Records from a collection
******
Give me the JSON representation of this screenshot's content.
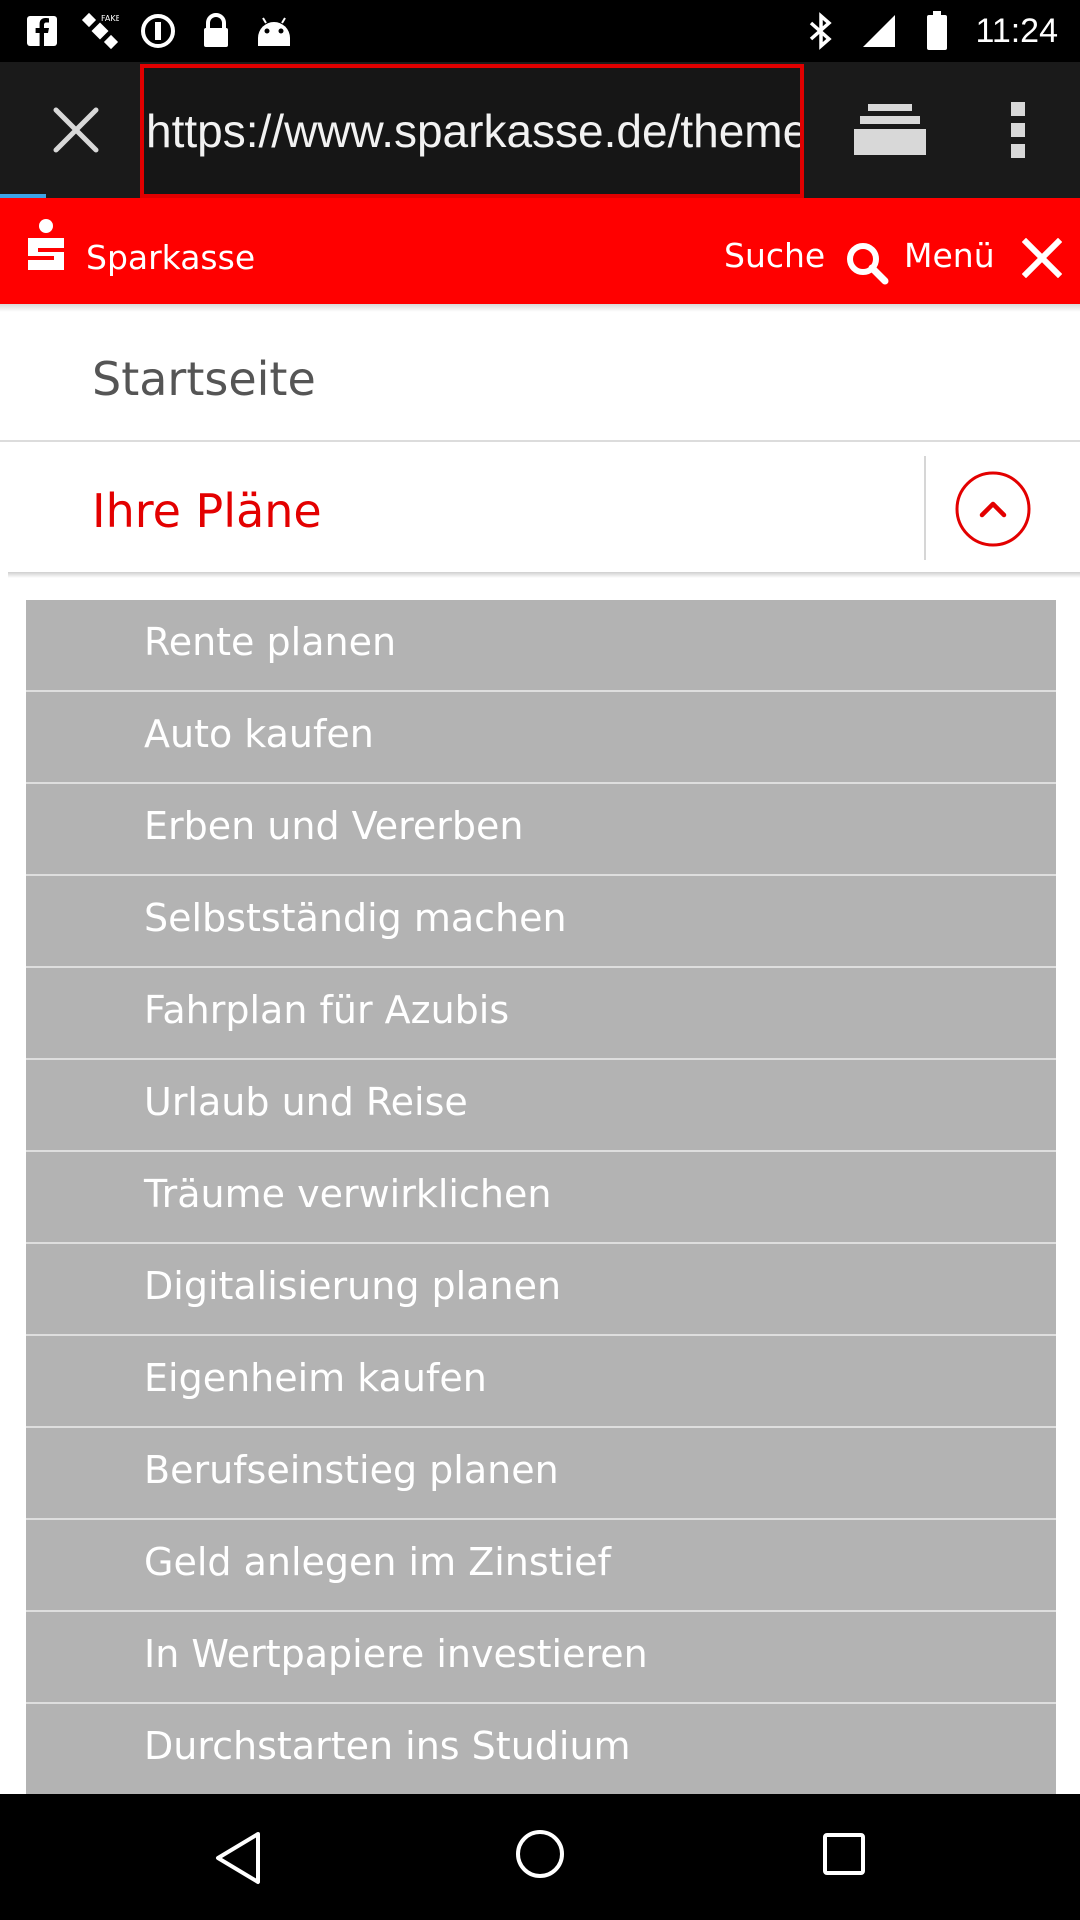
{
  "status_bar": {
    "time": "11:24",
    "left_icons": [
      "facebook-icon",
      "satellite-fake-gps-icon",
      "alarm-info-icon",
      "lock-icon",
      "android-icon"
    ],
    "right_icons": [
      "bluetooth-icon",
      "signal-icon",
      "battery-icon"
    ]
  },
  "browser": {
    "url": "https://www.sparkasse.de/themen",
    "colors": {
      "toolbar": "#1a1a1a",
      "url_border": "#e00000",
      "progress": "#3ba3e6"
    }
  },
  "site_header": {
    "brand": "Sparkasse",
    "search_label": "Suche",
    "menu_label": "Menü",
    "colors": {
      "background": "#ff0000"
    }
  },
  "nav": {
    "start_label": "Startseite",
    "plans_label": "Ihre Pläne"
  },
  "submenu": {
    "items": [
      "Rente planen",
      "Auto kaufen",
      "Erben und Vererben",
      "Selbstständig machen",
      "Fahrplan für Azubis",
      "Urlaub und Reise",
      "Träume verwirklichen",
      "Digitalisierung planen",
      "Eigenheim kaufen",
      "Berufseinstieg planen",
      "Geld anlegen im Zinstief",
      "In Wertpapiere investieren",
      "Durchstarten ins Studium"
    ],
    "colors": {
      "background": "#b3b3b3"
    }
  },
  "system_nav": {
    "icons": [
      "back-icon",
      "home-icon",
      "recents-icon"
    ]
  }
}
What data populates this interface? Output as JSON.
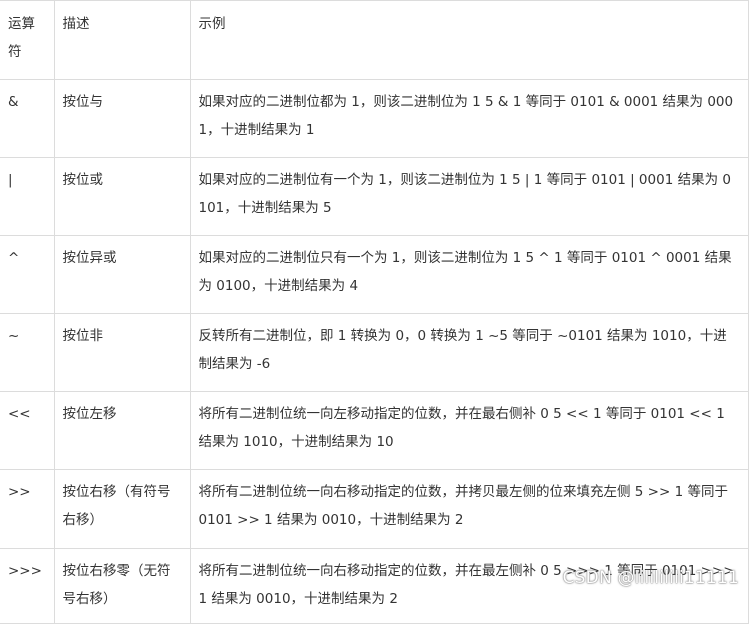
{
  "table": {
    "headers": [
      "运算符",
      "描述",
      "示例"
    ],
    "rows": [
      {
        "op": "&",
        "desc": "按位与",
        "example": "如果对应的二进制位都为 1，则该二进制位为 1 5 & 1 等同于 0101 & 0001 结果为 0001，十进制结果为 1"
      },
      {
        "op": "|",
        "desc": "按位或",
        "example": "如果对应的二进制位有一个为 1，则该二进制位为 1 5 | 1 等同于 0101 | 0001 结果为 0101，十进制结果为 5"
      },
      {
        "op": "^",
        "desc": "按位异或",
        "example": "如果对应的二进制位只有一个为 1，则该二进制位为 1 5 ^ 1 等同于 0101 ^ 0001 结果为 0100，十进制结果为 4"
      },
      {
        "op": "~",
        "desc": "按位非",
        "example": "反转所有二进制位，即 1 转换为 0，0 转换为 1 ~5 等同于 ~0101 结果为 1010，十进制结果为 -6"
      },
      {
        "op": "<<",
        "desc": "按位左移",
        "example": "将所有二进制位统一向左移动指定的位数，并在最右侧补 0 5 << 1 等同于 0101 << 1 结果为 1010，十进制结果为 10"
      },
      {
        "op": ">>",
        "desc": "按位右移（有符号右移）",
        "example": "将所有二进制位统一向右移动指定的位数，并拷贝最左侧的位来填充左侧 5 >> 1 等同于 0101 >> 1 结果为 0010，十进制结果为 2"
      },
      {
        "op": ">>>",
        "desc": "按位右移零（无符号右移）",
        "example": "将所有二进制位统一向右移动指定的位数，并在最左侧补 0 5 >>> 1 等同于 0101 >>> 1 结果为 0010，十进制结果为 2"
      }
    ]
  },
  "watermark": "CSDN @lilililili11111"
}
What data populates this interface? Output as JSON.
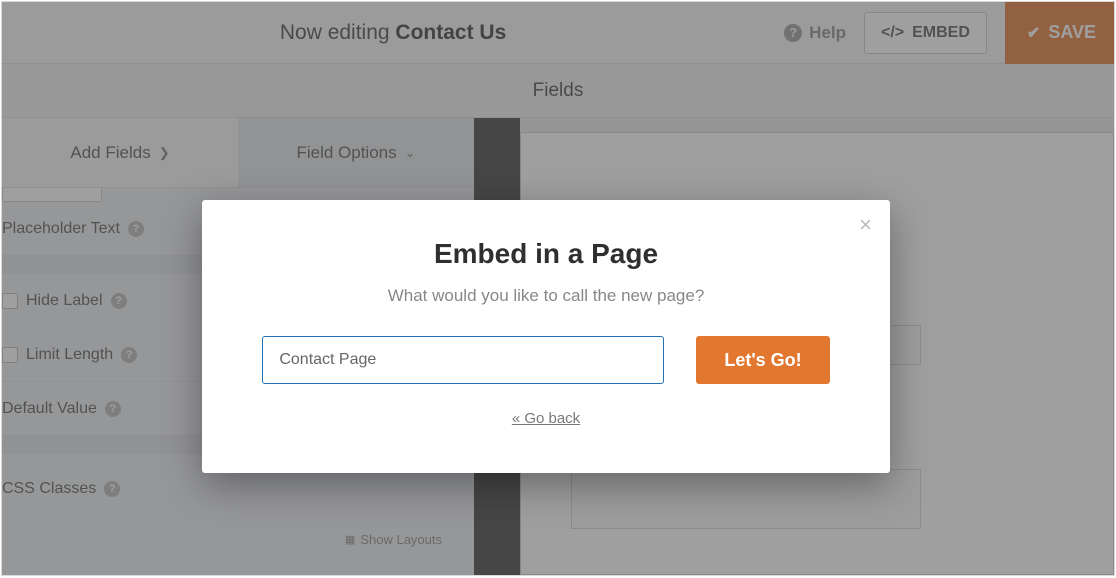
{
  "header": {
    "editing_prefix": "Now editing",
    "form_name": "Contact Us",
    "help_label": "Help",
    "embed_label": "EMBED",
    "save_label": "SAVE"
  },
  "subheader": {
    "title": "Fields"
  },
  "left": {
    "tab_add": "Add Fields",
    "tab_options": "Field Options",
    "placeholder_text": "Placeholder Text",
    "hide_label": "Hide Label",
    "limit_length": "Limit Length",
    "default_value": "Default Value",
    "css_classes": "CSS Classes",
    "show_layouts": "Show Layouts"
  },
  "modal": {
    "title": "Embed in a Page",
    "subtitle": "What would you like to call the new page?",
    "input_value": "Contact Page",
    "go_label": "Let's Go!",
    "back_label": "« Go back"
  }
}
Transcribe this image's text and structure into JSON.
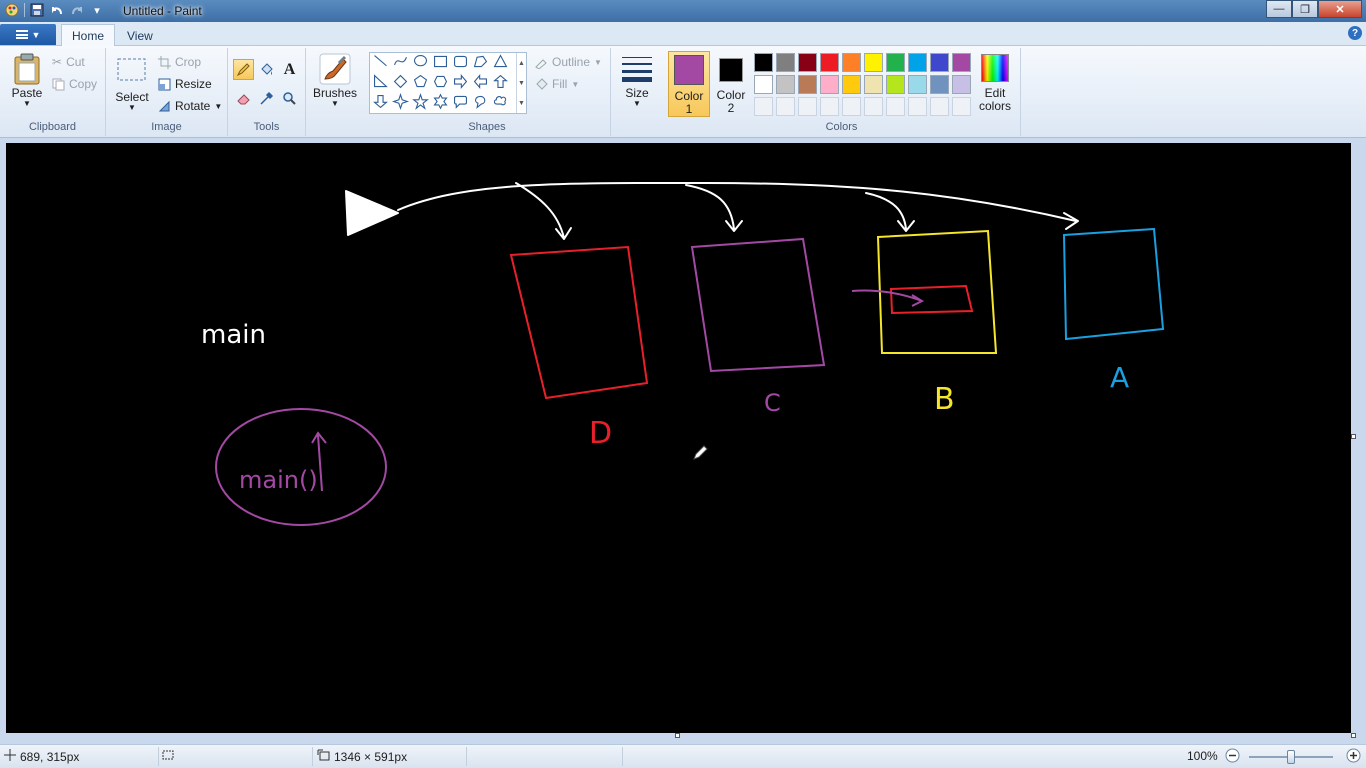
{
  "window": {
    "title": "Untitled - Paint",
    "controls": {
      "minimize": "—",
      "maximize": "❐",
      "close": "✕"
    }
  },
  "quick_access": {
    "save_icon": "save-icon",
    "undo_icon": "undo-icon",
    "redo_icon": "redo-icon",
    "customize_icon": "dropdown-icon"
  },
  "tabs": [
    {
      "label": "Home",
      "active": true
    },
    {
      "label": "View",
      "active": false
    }
  ],
  "help": "?",
  "ribbon": {
    "clipboard": {
      "label": "Clipboard",
      "paste": "Paste",
      "cut": "Cut",
      "copy": "Copy"
    },
    "image": {
      "label": "Image",
      "select": "Select",
      "crop": "Crop",
      "resize": "Resize",
      "rotate": "Rotate"
    },
    "tools": {
      "label": "Tools",
      "active_tool": "pencil"
    },
    "brushes": {
      "label": "Brushes"
    },
    "shapes": {
      "label": "Shapes",
      "outline": "Outline",
      "fill": "Fill"
    },
    "size": {
      "label": "Size"
    },
    "colors": {
      "label": "Colors",
      "color1_label": "Color",
      "color1_num": "1",
      "color2_label": "Color",
      "color2_num": "2",
      "color1": "#a349a4",
      "color2": "#000000",
      "edit_label": "Edit",
      "edit_label2": "colors",
      "palette_row1": [
        "#000000",
        "#7f7f7f",
        "#880015",
        "#ed1c24",
        "#ff7f27",
        "#fff200",
        "#22b14c",
        "#00a2e8",
        "#3f48cc",
        "#a349a4"
      ],
      "palette_row2": [
        "#ffffff",
        "#c3c3c3",
        "#b97a57",
        "#ffaec9",
        "#ffc90e",
        "#efe4b0",
        "#b5e61d",
        "#99d9ea",
        "#7092be",
        "#c8bfe7"
      ],
      "palette_empty_count": 10
    }
  },
  "drawing": {
    "labels": {
      "main": "main",
      "main_call": "main()",
      "box_d": "D",
      "box_c": "C",
      "box_b": "B",
      "box_a": "A"
    },
    "colors": {
      "white": "#ffffff",
      "red": "#e8202a",
      "purple": "#a349a4",
      "yellow": "#f5e62a",
      "blue": "#1aa0e0"
    }
  },
  "status": {
    "cursor_pos": "689, 315px",
    "canvas_size": "1346 × 591px",
    "zoom": "100%"
  }
}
******
# [Exercise aim]
Each line of the data should be quoted exactly, with pictures left out.

# [The result]
Give me the JSON representation of this screenshot's content.
{
  "status_bar": {
    "time": "11:24",
    "left_icons": [
      "facebook-icon",
      "satellite-fake-gps-icon",
      "alarm-info-icon",
      "lock-icon",
      "android-icon"
    ],
    "right_icons": [
      "bluetooth-icon",
      "signal-icon",
      "battery-icon"
    ]
  },
  "browser": {
    "url": "https://www.sparkasse.de/themen",
    "colors": {
      "toolbar": "#1a1a1a",
      "url_border": "#e00000",
      "progress": "#3ba3e6"
    }
  },
  "site_header": {
    "brand": "Sparkasse",
    "search_label": "Suche",
    "menu_label": "Menü",
    "colors": {
      "background": "#ff0000"
    }
  },
  "nav": {
    "start_label": "Startseite",
    "plans_label": "Ihre Pläne"
  },
  "submenu": {
    "items": [
      "Rente planen",
      "Auto kaufen",
      "Erben und Vererben",
      "Selbstständig machen",
      "Fahrplan für Azubis",
      "Urlaub und Reise",
      "Träume verwirklichen",
      "Digitalisierung planen",
      "Eigenheim kaufen",
      "Berufseinstieg planen",
      "Geld anlegen im Zinstief",
      "In Wertpapiere investieren",
      "Durchstarten ins Studium"
    ],
    "colors": {
      "background": "#b3b3b3"
    }
  },
  "system_nav": {
    "icons": [
      "back-icon",
      "home-icon",
      "recents-icon"
    ]
  }
}
What data populates this interface? Output as JSON.
{
  "table": {
    "headers": [
      "运算符",
      "描述",
      "示例"
    ],
    "rows": [
      {
        "op": "&",
        "desc": "按位与",
        "example": "如果对应的二进制位都为 1，则该二进制位为 1 5 & 1 等同于 0101 & 0001 结果为 0001，十进制结果为 1"
      },
      {
        "op": "|",
        "desc": "按位或",
        "example": "如果对应的二进制位有一个为 1，则该二进制位为 1 5 | 1 等同于 0101 | 0001 结果为 0101，十进制结果为 5"
      },
      {
        "op": "^",
        "desc": "按位异或",
        "example": "如果对应的二进制位只有一个为 1，则该二进制位为 1 5 ^ 1 等同于 0101 ^ 0001 结果为 0100，十进制结果为 4"
      },
      {
        "op": "~",
        "desc": "按位非",
        "example": "反转所有二进制位，即 1 转换为 0，0 转换为 1 ~5 等同于 ~0101 结果为 1010，十进制结果为 -6"
      },
      {
        "op": "<<",
        "desc": "按位左移",
        "example": "将所有二进制位统一向左移动指定的位数，并在最右侧补 0 5 << 1 等同于 0101 << 1 结果为 1010，十进制结果为 10"
      },
      {
        "op": ">>",
        "desc": "按位右移（有符号右移）",
        "example": "将所有二进制位统一向右移动指定的位数，并拷贝最左侧的位来填充左侧 5 >> 1 等同于 0101 >> 1 结果为 0010，十进制结果为 2"
      },
      {
        "op": ">>>",
        "desc": "按位右移零（无符号右移）",
        "example": "将所有二进制位统一向右移动指定的位数，并在最左侧补 0 5 >>> 1 等同于 0101 >>> 1 结果为 0010，十进制结果为 2"
      }
    ]
  },
  "watermark": "CSDN @lilililili11111"
}
What data populates this interface? Output as JSON.
{
  "header": {
    "editing_prefix": "Now editing",
    "form_name": "Contact Us",
    "help_label": "Help",
    "embed_label": "EMBED",
    "save_label": "SAVE"
  },
  "subheader": {
    "title": "Fields"
  },
  "left": {
    "tab_add": "Add Fields",
    "tab_options": "Field Options",
    "placeholder_text": "Placeholder Text",
    "hide_label": "Hide Label",
    "limit_length": "Limit Length",
    "default_value": "Default Value",
    "css_classes": "CSS Classes",
    "show_layouts": "Show Layouts"
  },
  "modal": {
    "title": "Embed in a Page",
    "subtitle": "What would you like to call the new page?",
    "input_value": "Contact Page",
    "go_label": "Let's Go!",
    "back_label": "« Go back"
  }
}
Transcribe this image's text and structure into JSON.
{
  "window": {
    "title": "Untitled - Paint",
    "controls": {
      "minimize": "—",
      "maximize": "❐",
      "close": "✕"
    }
  },
  "quick_access": {
    "save_icon": "save-icon",
    "undo_icon": "undo-icon",
    "redo_icon": "redo-icon",
    "customize_icon": "dropdown-icon"
  },
  "tabs": [
    {
      "label": "Home",
      "active": true
    },
    {
      "label": "View",
      "active": false
    }
  ],
  "help": "?",
  "ribbon": {
    "clipboard": {
      "label": "Clipboard",
      "paste": "Paste",
      "cut": "Cut",
      "copy": "Copy"
    },
    "image": {
      "label": "Image",
      "select": "Select",
      "crop": "Crop",
      "resize": "Resize",
      "rotate": "Rotate"
    },
    "tools": {
      "label": "Tools",
      "active_tool": "pencil"
    },
    "brushes": {
      "label": "Brushes"
    },
    "shapes": {
      "label": "Shapes",
      "outline": "Outline",
      "fill": "Fill"
    },
    "size": {
      "label": "Size"
    },
    "colors": {
      "label": "Colors",
      "color1_label": "Color",
      "color1_num": "1",
      "color2_label": "Color",
      "color2_num": "2",
      "color1": "#a349a4",
      "color2": "#000000",
      "edit_label": "Edit",
      "edit_label2": "colors",
      "palette_row1": [
        "#000000",
        "#7f7f7f",
        "#880015",
        "#ed1c24",
        "#ff7f27",
        "#fff200",
        "#22b14c",
        "#00a2e8",
        "#3f48cc",
        "#a349a4"
      ],
      "palette_row2": [
        "#ffffff",
        "#c3c3c3",
        "#b97a57",
        "#ffaec9",
        "#ffc90e",
        "#efe4b0",
        "#b5e61d",
        "#99d9ea",
        "#7092be",
        "#c8bfe7"
      ],
      "palette_empty_count": 10
    }
  },
  "drawing": {
    "labels": {
      "main": "main",
      "main_call": "main()",
      "box_d": "D",
      "box_c": "C",
      "box_b": "B",
      "box_a": "A"
    },
    "colors": {
      "white": "#ffffff",
      "red": "#e8202a",
      "purple": "#a349a4",
      "yellow": "#f5e62a",
      "blue": "#1aa0e0"
    }
  },
  "status": {
    "cursor_pos": "689, 315px",
    "canvas_size": "1346 × 591px",
    "zoom": "100%"
  }
}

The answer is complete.